**TO DO**:
Repeat every one of the rows below word for word, leaving out the pictures.

**PROVIDED ENTRIES**:
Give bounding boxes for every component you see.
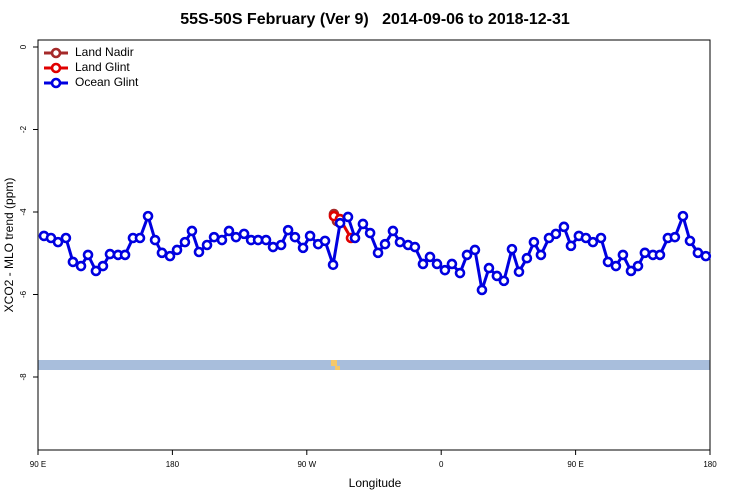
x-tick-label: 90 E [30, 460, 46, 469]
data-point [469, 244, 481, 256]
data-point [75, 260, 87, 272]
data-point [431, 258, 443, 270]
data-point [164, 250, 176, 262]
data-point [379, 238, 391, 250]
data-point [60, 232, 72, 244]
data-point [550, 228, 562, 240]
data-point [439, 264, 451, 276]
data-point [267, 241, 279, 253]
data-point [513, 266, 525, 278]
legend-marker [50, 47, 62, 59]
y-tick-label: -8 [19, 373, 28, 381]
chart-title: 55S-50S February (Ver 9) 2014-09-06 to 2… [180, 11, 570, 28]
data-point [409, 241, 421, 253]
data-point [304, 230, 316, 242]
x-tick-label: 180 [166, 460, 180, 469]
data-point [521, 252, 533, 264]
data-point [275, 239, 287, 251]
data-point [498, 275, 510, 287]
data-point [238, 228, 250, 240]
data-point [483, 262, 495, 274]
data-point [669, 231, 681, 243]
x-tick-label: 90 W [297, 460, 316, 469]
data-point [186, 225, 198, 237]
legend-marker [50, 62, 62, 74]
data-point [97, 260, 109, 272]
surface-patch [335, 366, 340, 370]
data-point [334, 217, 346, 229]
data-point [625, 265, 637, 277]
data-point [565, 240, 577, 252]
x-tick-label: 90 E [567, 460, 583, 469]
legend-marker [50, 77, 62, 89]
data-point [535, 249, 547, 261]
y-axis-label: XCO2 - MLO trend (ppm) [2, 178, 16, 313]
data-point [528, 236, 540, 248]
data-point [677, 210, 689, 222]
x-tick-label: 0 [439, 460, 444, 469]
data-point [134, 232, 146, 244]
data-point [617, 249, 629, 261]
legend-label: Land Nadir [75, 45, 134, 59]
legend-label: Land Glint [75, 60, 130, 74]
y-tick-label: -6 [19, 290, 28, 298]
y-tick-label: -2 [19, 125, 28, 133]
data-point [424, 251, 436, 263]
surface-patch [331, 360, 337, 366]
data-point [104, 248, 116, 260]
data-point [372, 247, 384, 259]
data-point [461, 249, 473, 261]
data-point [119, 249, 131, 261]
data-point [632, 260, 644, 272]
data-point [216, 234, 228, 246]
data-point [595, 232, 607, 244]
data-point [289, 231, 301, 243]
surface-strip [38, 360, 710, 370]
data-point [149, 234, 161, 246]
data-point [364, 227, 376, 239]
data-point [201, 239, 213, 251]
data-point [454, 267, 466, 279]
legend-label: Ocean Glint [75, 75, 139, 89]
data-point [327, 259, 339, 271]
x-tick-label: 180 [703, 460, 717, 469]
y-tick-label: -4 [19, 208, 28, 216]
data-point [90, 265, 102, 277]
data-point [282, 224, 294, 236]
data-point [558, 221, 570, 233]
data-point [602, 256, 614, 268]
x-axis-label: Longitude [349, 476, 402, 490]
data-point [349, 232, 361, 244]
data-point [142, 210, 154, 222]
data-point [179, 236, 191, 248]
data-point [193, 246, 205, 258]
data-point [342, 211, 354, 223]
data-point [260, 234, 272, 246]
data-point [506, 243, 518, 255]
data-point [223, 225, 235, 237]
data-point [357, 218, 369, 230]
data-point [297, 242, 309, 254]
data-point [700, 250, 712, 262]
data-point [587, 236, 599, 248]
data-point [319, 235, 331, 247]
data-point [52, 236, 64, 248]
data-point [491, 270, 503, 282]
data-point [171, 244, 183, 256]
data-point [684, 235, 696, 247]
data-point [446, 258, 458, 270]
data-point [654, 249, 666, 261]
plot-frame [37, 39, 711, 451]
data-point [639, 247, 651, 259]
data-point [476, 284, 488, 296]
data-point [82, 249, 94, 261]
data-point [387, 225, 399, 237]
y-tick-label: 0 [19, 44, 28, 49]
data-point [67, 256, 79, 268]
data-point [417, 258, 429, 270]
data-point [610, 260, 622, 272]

**ANSWER BELOW**:
Give bounding boxes for every component you see.
x-tick-label: 90 E [30, 460, 46, 469]
data-point [469, 244, 481, 256]
data-point [75, 260, 87, 272]
data-point [431, 258, 443, 270]
data-point [164, 250, 176, 262]
data-point [379, 238, 391, 250]
data-point [60, 232, 72, 244]
data-point [550, 228, 562, 240]
data-point [439, 264, 451, 276]
data-point [267, 241, 279, 253]
data-point [513, 266, 525, 278]
legend-marker [50, 47, 62, 59]
y-tick-label: -8 [19, 373, 28, 381]
chart-title: 55S-50S February (Ver 9) 2014-09-06 to 2… [180, 11, 570, 28]
data-point [409, 241, 421, 253]
data-point [304, 230, 316, 242]
x-tick-label: 180 [166, 460, 180, 469]
data-point [521, 252, 533, 264]
data-point [275, 239, 287, 251]
data-point [498, 275, 510, 287]
data-point [238, 228, 250, 240]
data-point [483, 262, 495, 274]
data-point [669, 231, 681, 243]
x-tick-label: 90 W [297, 460, 316, 469]
data-point [186, 225, 198, 237]
legend-marker [50, 62, 62, 74]
data-point [97, 260, 109, 272]
surface-patch [335, 366, 340, 370]
data-point [334, 217, 346, 229]
data-point [625, 265, 637, 277]
data-point [565, 240, 577, 252]
x-tick-label: 90 E [567, 460, 583, 469]
legend-marker [50, 77, 62, 89]
data-point [535, 249, 547, 261]
y-axis-label: XCO2 - MLO trend (ppm) [2, 178, 16, 313]
data-point [528, 236, 540, 248]
data-point [677, 210, 689, 222]
x-tick-label: 0 [439, 460, 444, 469]
data-point [134, 232, 146, 244]
data-point [617, 249, 629, 261]
legend-label: Land Nadir [75, 45, 134, 59]
legend-label: Land Glint [75, 60, 130, 74]
y-tick-label: -6 [19, 290, 28, 298]
y-tick-label: -2 [19, 125, 28, 133]
data-point [424, 251, 436, 263]
surface-patch [331, 360, 337, 366]
data-point [104, 248, 116, 260]
data-point [372, 247, 384, 259]
data-point [461, 249, 473, 261]
data-point [119, 249, 131, 261]
data-point [632, 260, 644, 272]
data-point [216, 234, 228, 246]
data-point [595, 232, 607, 244]
data-point [289, 231, 301, 243]
surface-strip [38, 360, 710, 370]
data-point [149, 234, 161, 246]
data-point [364, 227, 376, 239]
data-point [201, 239, 213, 251]
data-point [454, 267, 466, 279]
legend-label: Ocean Glint [75, 75, 139, 89]
data-point [327, 259, 339, 271]
x-tick-label: 180 [703, 460, 717, 469]
y-tick-label: -4 [19, 208, 28, 216]
data-point [90, 265, 102, 277]
data-point [282, 224, 294, 236]
data-point [558, 221, 570, 233]
data-point [602, 256, 614, 268]
x-axis-label: Longitude [349, 476, 402, 490]
data-point [349, 232, 361, 244]
data-point [142, 210, 154, 222]
data-point [179, 236, 191, 248]
data-point [193, 246, 205, 258]
data-point [342, 211, 354, 223]
data-point [260, 234, 272, 246]
data-point [506, 243, 518, 255]
data-point [223, 225, 235, 237]
data-point [357, 218, 369, 230]
data-point [297, 242, 309, 254]
data-point [700, 250, 712, 262]
data-point [587, 236, 599, 248]
data-point [319, 235, 331, 247]
data-point [52, 236, 64, 248]
data-point [491, 270, 503, 282]
data-point [171, 244, 183, 256]
data-point [684, 235, 696, 247]
data-point [446, 258, 458, 270]
data-point [654, 249, 666, 261]
plot-frame [37, 39, 711, 451]
data-point [639, 247, 651, 259]
data-point [476, 284, 488, 296]
data-point [82, 249, 94, 261]
data-point [387, 225, 399, 237]
y-tick-label: 0 [19, 44, 28, 49]
data-point [67, 256, 79, 268]
data-point [417, 258, 429, 270]
data-point [610, 260, 622, 272]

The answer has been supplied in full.